**Requirement**
Make an exact copy of all the entries below, with the pictures left out.

-- Start Data excerpts --

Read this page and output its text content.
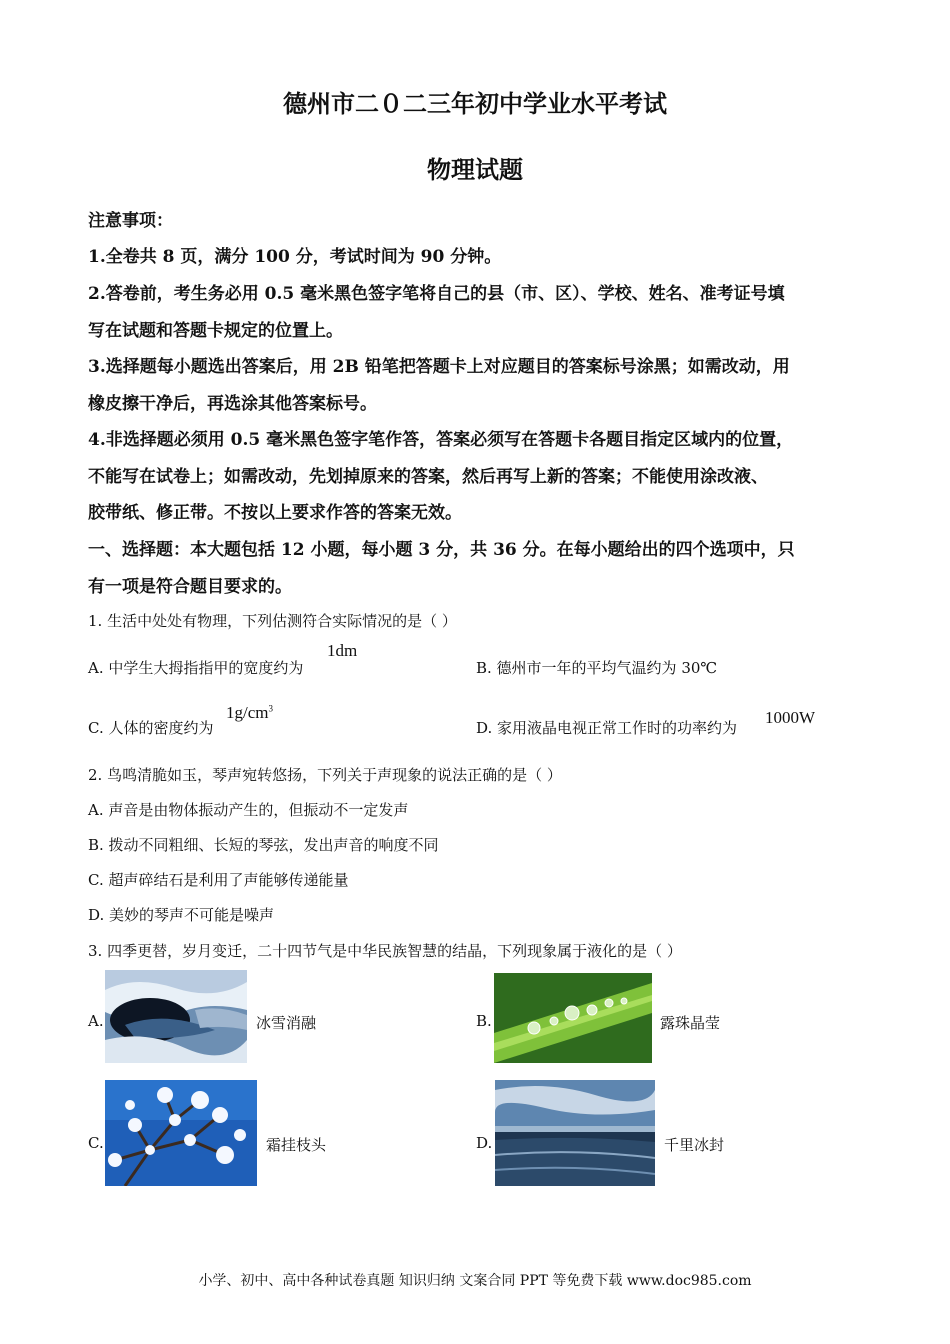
德州市二０二三年初中学业水平考试
物理试题
注意事项：
1.全卷共 8 页，满分 100 分，考试时间为 90 分钟。
2.答卷前，考生务必用 0.5 毫米黑色签字笔将自己的县（市、区）、学校、姓名、准考证号填
写在试题和答题卡规定的位置上。
3.选择题每小题选出答案后，用 2B 铅笔把答题卡上对应题目的答案标号涂黑；如需改动，用
橡皮擦干净后，再选涂其他答案标号。
4.非选择题必须用 0.5 毫米黑色签字笔作答，答案必须写在答题卡各题目指定区域内的位置，
不能写在试卷上；如需改动，先划掉原来的答案，然后再写上新的答案；不能使用涂改液、
胶带纸、修正带。不按以上要求作答的答案无效。
一、选择题：本大题包括 12 小题，每小题 3 分，共 36 分。在每小题给出的四个选项中，只
有一项是符合题目要求的。
1. 生活中处处有物理，下列估测符合实际情况的是（ ）
A. 中学生大拇指指甲的宽度约为
1dm
B. 德州市一年的平均气温约为 30℃
C. 人体的密度约为
$1g/cm^3$
D. 家用液晶电视正常工作时的功率约为
1000W
2. 鸟鸣清脆如玉，琴声宛转悠扬，下列关于声现象的说法正确的是（ ）
A. 声音是由物体振动产生的，但振动不一定发声
B. 拨动不同粗细、长短的琴弦，发出声音的响度不同
C. 超声碎结石是利用了声能够传递能量
D. 美妙的琴声不可能是噪声
3. 四季更替，岁月变迁，二十四节气是中华民族智慧的结晶，下列现象属于液化的是（ ）
A.	冰雪消融	B.	露珠晶莹
C.	霜挂枝头	D.	千里冰封
小学、初中、高中各种试卷真题 知识归纳 文案合同 PPT 等免费下载 www.doc985.com
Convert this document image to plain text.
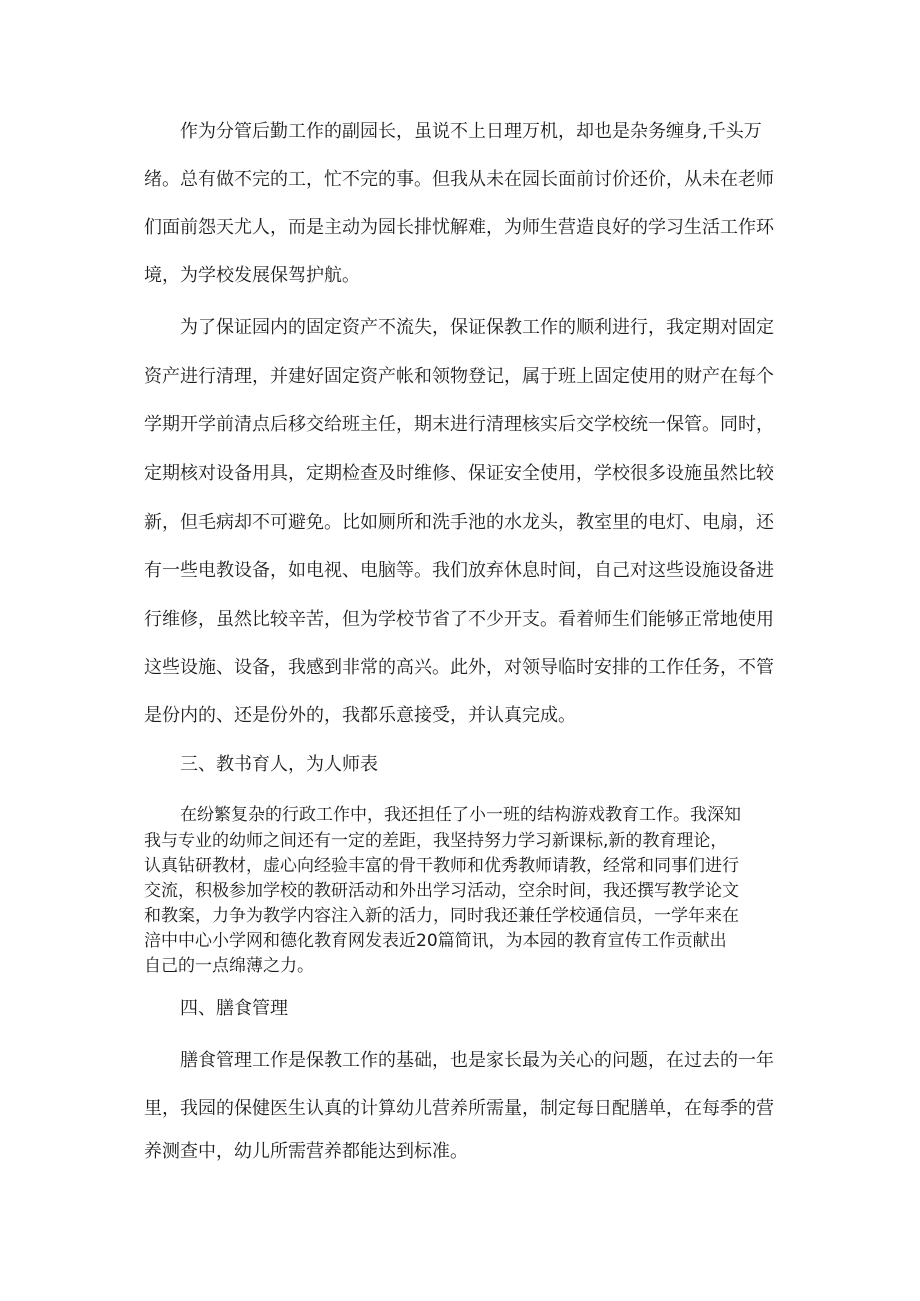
作为分管后勤工作的副园长，虽说不上日理万机，却也是杂务缠身,千头万
绪。总有做不完的工，忙不完的事。但我从未在园长面前讨价还价，从未在老师
们面前怨天尤人，而是主动为园长排忧解难，为师生营造良好的学习生活工作环
境，为学校发展保驾护航。
为了保证园内的固定资产不流失，保证保教工作的顺利进行，我定期对固定
资产进行清理，并建好固定资产帐和领物登记，属于班上固定使用的财产在每个
学期开学前清点后移交给班主任，期末进行清理核实后交学校统一保管。同时，
定期核对设备用具，定期检查及时维修、保证安全使用，学校很多设施虽然比较
新，但毛病却不可避免。比如厕所和洗手池的水龙头，教室里的电灯、电扇，还
有一些电教设备，如电视、电脑等。我们放弃休息时间，自己对这些设施设备进
行维修，虽然比较辛苦，但为学校节省了不少开支。看着师生们能够正常地使用
这些设施、设备，我感到非常的高兴。此外，对领导临时安排的工作任务，不管
是份内的、还是份外的，我都乐意接受，并认真完成。
三、教书育人，为人师表
在纷繁复杂的行政工作中，我还担任了小一班的结构游戏教育工作。我深知
我与专业的幼师之间还有一定的差距，我坚持努力学习新课标,新的教育理论，
认真钻研教材，虚心向经验丰富的骨干教师和优秀教师请教，经常和同事们进行
交流，积极参加学校的教研活动和外出学习活动，空余时间，我还撰写教学论文
和教案，力争为教学内容注入新的活力，同时我还兼任学校通信员，一学年来在
涪中中心小学网和德化教育网发表近20篇简讯，为本园的教育宣传工作贡献出
自己的一点绵薄之力。
四、膳食管理
膳食管理工作是保教工作的基础，也是家长最为关心的问题，在过去的一年
里，我园的保健医生认真的计算幼儿营养所需量，制定每日配膳单，在每季的营
养测查中，幼儿所需营养都能达到标准。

-- End Data excerpts --

**Solution below**
Read this page and output its text content.
德州市二０二三年初中学业水平考试
物理试题
注意事项：
1.全卷共 8 页，满分 100 分，考试时间为 90 分钟。
2.答卷前，考生务必用 0.5 毫米黑色签字笔将自己的县（市、区）、学校、姓名、准考证号填
写在试题和答题卡规定的位置上。
3.选择题每小题选出答案后，用 2B 铅笔把答题卡上对应题目的答案标号涂黑；如需改动，用
橡皮擦干净后，再选涂其他答案标号。
4.非选择题必须用 0.5 毫米黑色签字笔作答，答案必须写在答题卡各题目指定区域内的位置，
不能写在试卷上；如需改动，先划掉原来的答案，然后再写上新的答案；不能使用涂改液、
胶带纸、修正带。不按以上要求作答的答案无效。
一、选择题：本大题包括 12 小题，每小题 3 分，共 36 分。在每小题给出的四个选项中，只
有一项是符合题目要求的。
1. 生活中处处有物理，下列估测符合实际情况的是（ ）
A. 中学生大拇指指甲的宽度约为
1dm
B. 德州市一年的平均气温约为 30℃
C. 人体的密度约为
$1g/cm^3$
D. 家用液晶电视正常工作时的功率约为
1000W
2. 鸟鸣清脆如玉，琴声宛转悠扬，下列关于声现象的说法正确的是（ ）
A. 声音是由物体振动产生的，但振动不一定发声
B. 拨动不同粗细、长短的琴弦，发出声音的响度不同
C. 超声碎结石是利用了声能够传递能量
D. 美妙的琴声不可能是噪声
3. 四季更替，岁月变迁，二十四节气是中华民族智慧的结晶，下列现象属于液化的是（ ）
A.	冰雪消融	B.	露珠晶莹
C.	霜挂枝头	D.	千里冰封
小学、初中、高中各种试卷真题 知识归纳 文案合同 PPT 等免费下载 www.doc985.com
Convert this document image to plain text.
作为分管后勤工作的副园长，虽说不上日理万机，却也是杂务缠身,千头万
绪。总有做不完的工，忙不完的事。但我从未在园长面前讨价还价，从未在老师
们面前怨天尤人，而是主动为园长排忧解难，为师生营造良好的学习生活工作环
境，为学校发展保驾护航。
为了保证园内的固定资产不流失，保证保教工作的顺利进行，我定期对固定
资产进行清理，并建好固定资产帐和领物登记，属于班上固定使用的财产在每个
学期开学前清点后移交给班主任，期末进行清理核实后交学校统一保管。同时，
定期核对设备用具，定期检查及时维修、保证安全使用，学校很多设施虽然比较
新，但毛病却不可避免。比如厕所和洗手池的水龙头，教室里的电灯、电扇，还
有一些电教设备，如电视、电脑等。我们放弃休息时间，自己对这些设施设备进
行维修，虽然比较辛苦，但为学校节省了不少开支。看着师生们能够正常地使用
这些设施、设备，我感到非常的高兴。此外，对领导临时安排的工作任务，不管
是份内的、还是份外的，我都乐意接受，并认真完成。
三、教书育人，为人师表
在纷繁复杂的行政工作中，我还担任了小一班的结构游戏教育工作。我深知
我与专业的幼师之间还有一定的差距，我坚持努力学习新课标,新的教育理论，
认真钻研教材，虚心向经验丰富的骨干教师和优秀教师请教，经常和同事们进行
交流，积极参加学校的教研活动和外出学习活动，空余时间，我还撰写教学论文
和教案，力争为教学内容注入新的活力，同时我还兼任学校通信员，一学年来在
涪中中心小学网和德化教育网发表近20篇简讯，为本园的教育宣传工作贡献出
自己的一点绵薄之力。
四、膳食管理
膳食管理工作是保教工作的基础，也是家长最为关心的问题，在过去的一年
里，我园的保健医生认真的计算幼儿营养所需量，制定每日配膳单，在每季的营
养测查中，幼儿所需营养都能达到标准。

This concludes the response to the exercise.